• STATED TASK: Retype the material that follows, keeping every word as it is.

[Records from a dataset]
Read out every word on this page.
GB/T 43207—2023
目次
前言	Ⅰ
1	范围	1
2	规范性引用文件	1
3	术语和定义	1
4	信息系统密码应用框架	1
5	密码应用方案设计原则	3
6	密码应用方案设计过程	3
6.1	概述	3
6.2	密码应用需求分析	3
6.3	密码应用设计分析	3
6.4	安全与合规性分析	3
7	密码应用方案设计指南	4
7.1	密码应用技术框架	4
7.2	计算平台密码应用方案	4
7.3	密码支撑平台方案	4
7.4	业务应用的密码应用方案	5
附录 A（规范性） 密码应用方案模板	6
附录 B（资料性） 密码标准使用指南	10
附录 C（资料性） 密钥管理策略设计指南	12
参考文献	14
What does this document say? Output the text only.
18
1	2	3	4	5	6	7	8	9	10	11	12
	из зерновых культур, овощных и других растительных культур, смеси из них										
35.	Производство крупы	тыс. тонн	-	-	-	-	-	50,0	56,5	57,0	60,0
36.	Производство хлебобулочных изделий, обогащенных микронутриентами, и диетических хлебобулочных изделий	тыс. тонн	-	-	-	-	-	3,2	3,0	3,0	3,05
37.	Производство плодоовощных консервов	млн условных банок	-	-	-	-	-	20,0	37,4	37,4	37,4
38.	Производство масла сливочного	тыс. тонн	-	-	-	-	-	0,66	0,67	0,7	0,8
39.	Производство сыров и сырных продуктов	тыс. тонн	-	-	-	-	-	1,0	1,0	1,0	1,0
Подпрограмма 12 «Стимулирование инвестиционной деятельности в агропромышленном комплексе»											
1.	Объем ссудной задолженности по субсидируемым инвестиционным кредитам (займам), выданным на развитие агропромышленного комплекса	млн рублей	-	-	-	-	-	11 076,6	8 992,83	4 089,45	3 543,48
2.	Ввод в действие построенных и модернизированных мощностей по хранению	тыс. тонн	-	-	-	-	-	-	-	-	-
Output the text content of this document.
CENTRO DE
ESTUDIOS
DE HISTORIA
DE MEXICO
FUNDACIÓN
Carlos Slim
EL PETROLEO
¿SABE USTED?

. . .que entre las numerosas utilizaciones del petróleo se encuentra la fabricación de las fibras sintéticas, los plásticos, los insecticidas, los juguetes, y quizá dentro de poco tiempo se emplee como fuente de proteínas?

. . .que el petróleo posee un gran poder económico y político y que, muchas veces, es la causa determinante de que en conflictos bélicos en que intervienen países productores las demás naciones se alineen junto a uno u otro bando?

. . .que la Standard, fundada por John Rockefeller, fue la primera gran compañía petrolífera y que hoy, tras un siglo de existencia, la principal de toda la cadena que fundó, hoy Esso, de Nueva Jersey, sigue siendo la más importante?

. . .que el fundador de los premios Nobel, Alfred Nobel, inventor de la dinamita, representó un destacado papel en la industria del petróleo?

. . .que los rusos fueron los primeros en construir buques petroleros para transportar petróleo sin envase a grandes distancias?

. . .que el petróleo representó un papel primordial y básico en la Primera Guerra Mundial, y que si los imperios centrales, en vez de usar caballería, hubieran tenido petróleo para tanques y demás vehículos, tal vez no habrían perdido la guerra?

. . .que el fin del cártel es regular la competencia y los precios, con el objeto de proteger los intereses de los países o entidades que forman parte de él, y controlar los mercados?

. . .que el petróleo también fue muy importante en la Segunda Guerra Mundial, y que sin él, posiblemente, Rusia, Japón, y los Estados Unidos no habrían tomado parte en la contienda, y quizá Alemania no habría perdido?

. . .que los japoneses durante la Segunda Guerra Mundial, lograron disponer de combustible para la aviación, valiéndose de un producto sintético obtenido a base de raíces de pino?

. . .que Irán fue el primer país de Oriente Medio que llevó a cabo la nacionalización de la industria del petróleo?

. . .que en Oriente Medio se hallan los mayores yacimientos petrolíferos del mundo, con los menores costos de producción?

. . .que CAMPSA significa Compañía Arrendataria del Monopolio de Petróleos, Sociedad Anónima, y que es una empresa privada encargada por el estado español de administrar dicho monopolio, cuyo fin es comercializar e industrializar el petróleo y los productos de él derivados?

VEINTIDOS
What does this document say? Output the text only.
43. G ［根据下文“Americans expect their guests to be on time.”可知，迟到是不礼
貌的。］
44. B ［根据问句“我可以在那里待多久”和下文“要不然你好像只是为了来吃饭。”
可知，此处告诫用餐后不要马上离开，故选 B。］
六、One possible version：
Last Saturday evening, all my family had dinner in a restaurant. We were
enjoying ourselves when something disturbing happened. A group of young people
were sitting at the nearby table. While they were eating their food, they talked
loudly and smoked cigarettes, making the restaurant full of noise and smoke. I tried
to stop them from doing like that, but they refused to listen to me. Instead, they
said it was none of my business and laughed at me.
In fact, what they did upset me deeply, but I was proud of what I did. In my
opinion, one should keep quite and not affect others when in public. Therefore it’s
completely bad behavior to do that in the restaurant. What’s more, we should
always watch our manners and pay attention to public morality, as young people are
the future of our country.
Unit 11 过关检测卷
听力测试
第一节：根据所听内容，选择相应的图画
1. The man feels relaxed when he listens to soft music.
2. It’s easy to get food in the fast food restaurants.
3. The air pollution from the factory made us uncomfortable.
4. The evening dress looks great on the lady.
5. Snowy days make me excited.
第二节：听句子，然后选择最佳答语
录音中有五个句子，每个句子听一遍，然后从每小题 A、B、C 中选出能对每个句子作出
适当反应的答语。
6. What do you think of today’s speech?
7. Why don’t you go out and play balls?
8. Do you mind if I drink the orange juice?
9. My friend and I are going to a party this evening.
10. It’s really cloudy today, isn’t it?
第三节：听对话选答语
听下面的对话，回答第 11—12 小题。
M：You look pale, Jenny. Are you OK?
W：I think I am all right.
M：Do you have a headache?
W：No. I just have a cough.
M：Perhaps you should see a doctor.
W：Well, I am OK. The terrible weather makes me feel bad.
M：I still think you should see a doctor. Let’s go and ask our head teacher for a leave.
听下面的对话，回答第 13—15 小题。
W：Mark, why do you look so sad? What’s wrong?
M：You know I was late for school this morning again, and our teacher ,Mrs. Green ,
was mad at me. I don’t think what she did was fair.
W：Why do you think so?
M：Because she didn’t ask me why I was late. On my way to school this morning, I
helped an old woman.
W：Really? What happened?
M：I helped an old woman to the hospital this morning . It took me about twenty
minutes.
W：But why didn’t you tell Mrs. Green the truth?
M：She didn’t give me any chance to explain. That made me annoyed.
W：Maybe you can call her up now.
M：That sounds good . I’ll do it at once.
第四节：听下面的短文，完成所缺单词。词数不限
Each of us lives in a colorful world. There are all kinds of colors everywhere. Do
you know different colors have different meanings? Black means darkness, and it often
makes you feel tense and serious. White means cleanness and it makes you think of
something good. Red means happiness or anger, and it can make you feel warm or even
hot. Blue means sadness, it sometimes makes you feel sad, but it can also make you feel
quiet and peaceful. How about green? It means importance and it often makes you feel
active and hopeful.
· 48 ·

• EXERCISE RESULT:
Read out every word on this page.
GB/T 43207—2023
目次
前言	Ⅰ
1	范围	1
2	规范性引用文件	1
3	术语和定义	1
4	信息系统密码应用框架	1
5	密码应用方案设计原则	3
6	密码应用方案设计过程	3
6.1	概述	3
6.2	密码应用需求分析	3
6.3	密码应用设计分析	3
6.4	安全与合规性分析	3
7	密码应用方案设计指南	4
7.1	密码应用技术框架	4
7.2	计算平台密码应用方案	4
7.3	密码支撑平台方案	4
7.4	业务应用的密码应用方案	5
附录 A（规范性） 密码应用方案模板	6
附录 B（资料性） 密码标准使用指南	10
附录 C（资料性） 密钥管理策略设计指南	12
参考文献	14
What does this document say? Output the text only.
18
1	2	3	4	5	6	7	8	9	10	11	12
	из зерновых культур, овощных и других растительных культур, смеси из них										
35.	Производство крупы	тыс. тонн	-	-	-	-	-	50,0	56,5	57,0	60,0
36.	Производство хлебобулочных изделий, обогащенных микронутриентами, и диетических хлебобулочных изделий	тыс. тонн	-	-	-	-	-	3,2	3,0	3,0	3,05
37.	Производство плодоовощных консервов	млн условных банок	-	-	-	-	-	20,0	37,4	37,4	37,4
38.	Производство масла сливочного	тыс. тонн	-	-	-	-	-	0,66	0,67	0,7	0,8
39.	Производство сыров и сырных продуктов	тыс. тонн	-	-	-	-	-	1,0	1,0	1,0	1,0
Подпрограмма 12 «Стимулирование инвестиционной деятельности в агропромышленном комплексе»											
1.	Объем ссудной задолженности по субсидируемым инвестиционным кредитам (займам), выданным на развитие агропромышленного комплекса	млн рублей	-	-	-	-	-	11 076,6	8 992,83	4 089,45	3 543,48
2.	Ввод в действие построенных и модернизированных мощностей по хранению	тыс. тонн	-	-	-	-	-	-	-	-	-
Output the text content of this document.
CENTRO DE
ESTUDIOS
DE HISTORIA
DE MEXICO
FUNDACIÓN
Carlos Slim
EL PETROLEO
¿SABE USTED?

. . .que entre las numerosas utilizaciones del petróleo se encuentra la fabricación de las fibras sintéticas, los plásticos, los insecticidas, los juguetes, y quizá dentro de poco tiempo se emplee como fuente de proteínas?

. . .que el petróleo posee un gran poder económico y político y que, muchas veces, es la causa determinante de que en conflictos bélicos en que intervienen países productores las demás naciones se alineen junto a uno u otro bando?

. . .que la Standard, fundada por John Rockefeller, fue la primera gran compañía petrolífera y que hoy, tras un siglo de existencia, la principal de toda la cadena que fundó, hoy Esso, de Nueva Jersey, sigue siendo la más importante?

. . .que el fundador de los premios Nobel, Alfred Nobel, inventor de la dinamita, representó un destacado papel en la industria del petróleo?

. . .que los rusos fueron los primeros en construir buques petroleros para transportar petróleo sin envase a grandes distancias?

. . .que el petróleo representó un papel primordial y básico en la Primera Guerra Mundial, y que si los imperios centrales, en vez de usar caballería, hubieran tenido petróleo para tanques y demás vehículos, tal vez no habrían perdido la guerra?

. . .que el fin del cártel es regular la competencia y los precios, con el objeto de proteger los intereses de los países o entidades que forman parte de él, y controlar los mercados?

. . .que el petróleo también fue muy importante en la Segunda Guerra Mundial, y que sin él, posiblemente, Rusia, Japón, y los Estados Unidos no habrían tomado parte en la contienda, y quizá Alemania no habría perdido?

. . .que los japoneses durante la Segunda Guerra Mundial, lograron disponer de combustible para la aviación, valiéndose de un producto sintético obtenido a base de raíces de pino?

. . .que Irán fue el primer país de Oriente Medio que llevó a cabo la nacionalización de la industria del petróleo?

. . .que en Oriente Medio se hallan los mayores yacimientos petrolíferos del mundo, con los menores costos de producción?

. . .que CAMPSA significa Compañía Arrendataria del Monopolio de Petróleos, Sociedad Anónima, y que es una empresa privada encargada por el estado español de administrar dicho monopolio, cuyo fin es comercializar e industrializar el petróleo y los productos de él derivados?

VEINTIDOS
What does this document say? Output the text only.
43. G ［根据下文“Americans expect their guests to be on time.”可知，迟到是不礼
貌的。］
44. B ［根据问句“我可以在那里待多久”和下文“要不然你好像只是为了来吃饭。”
可知，此处告诫用餐后不要马上离开，故选 B。］
六、One possible version：
Last Saturday evening, all my family had dinner in a restaurant. We were
enjoying ourselves when something disturbing happened. A group of young people
were sitting at the nearby table. While they were eating their food, they talked
loudly and smoked cigarettes, making the restaurant full of noise and smoke. I tried
to stop them from doing like that, but they refused to listen to me. Instead, they
said it was none of my business and laughed at me.
In fact, what they did upset me deeply, but I was proud of what I did. In my
opinion, one should keep quite and not affect others when in public. Therefore it’s
completely bad behavior to do that in the restaurant. What’s more, we should
always watch our manners and pay attention to public morality, as young people are
the future of our country.
Unit 11 过关检测卷
听力测试
第一节：根据所听内容，选择相应的图画
1. The man feels relaxed when he listens to soft music.
2. It’s easy to get food in the fast food restaurants.
3. The air pollution from the factory made us uncomfortable.
4. The evening dress looks great on the lady.
5. Snowy days make me excited.
第二节：听句子，然后选择最佳答语
录音中有五个句子，每个句子听一遍，然后从每小题 A、B、C 中选出能对每个句子作出
适当反应的答语。
6. What do you think of today’s speech?
7. Why don’t you go out and play balls?
8. Do you mind if I drink the orange juice?
9. My friend and I are going to a party this evening.
10. It’s really cloudy today, isn’t it?
第三节：听对话选答语
听下面的对话，回答第 11—12 小题。
M：You look pale, Jenny. Are you OK?
W：I think I am all right.
M：Do you have a headache?
W：No. I just have a cough.
M：Perhaps you should see a doctor.
W：Well, I am OK. The terrible weather makes me feel bad.
M：I still think you should see a doctor. Let’s go and ask our head teacher for a leave.
听下面的对话，回答第 13—15 小题。
W：Mark, why do you look so sad? What’s wrong?
M：You know I was late for school this morning again, and our teacher ,Mrs. Green ,
was mad at me. I don’t think what she did was fair.
W：Why do you think so?
M：Because she didn’t ask me why I was late. On my way to school this morning, I
helped an old woman.
W：Really? What happened?
M：I helped an old woman to the hospital this morning . It took me about twenty
minutes.
W：But why didn’t you tell Mrs. Green the truth?
M：She didn’t give me any chance to explain. That made me annoyed.
W：Maybe you can call her up now.
M：That sounds good . I’ll do it at once.
第四节：听下面的短文，完成所缺单词。词数不限
Each of us lives in a colorful world. There are all kinds of colors everywhere. Do
you know different colors have different meanings? Black means darkness, and it often
makes you feel tense and serious. White means cleanness and it makes you think of
something good. Red means happiness or anger, and it can make you feel warm or even
hot. Blue means sadness, it sometimes makes you feel sad, but it can also make you feel
quiet and peaceful. How about green? It means importance and it often makes you feel
active and hopeful.
· 48 ·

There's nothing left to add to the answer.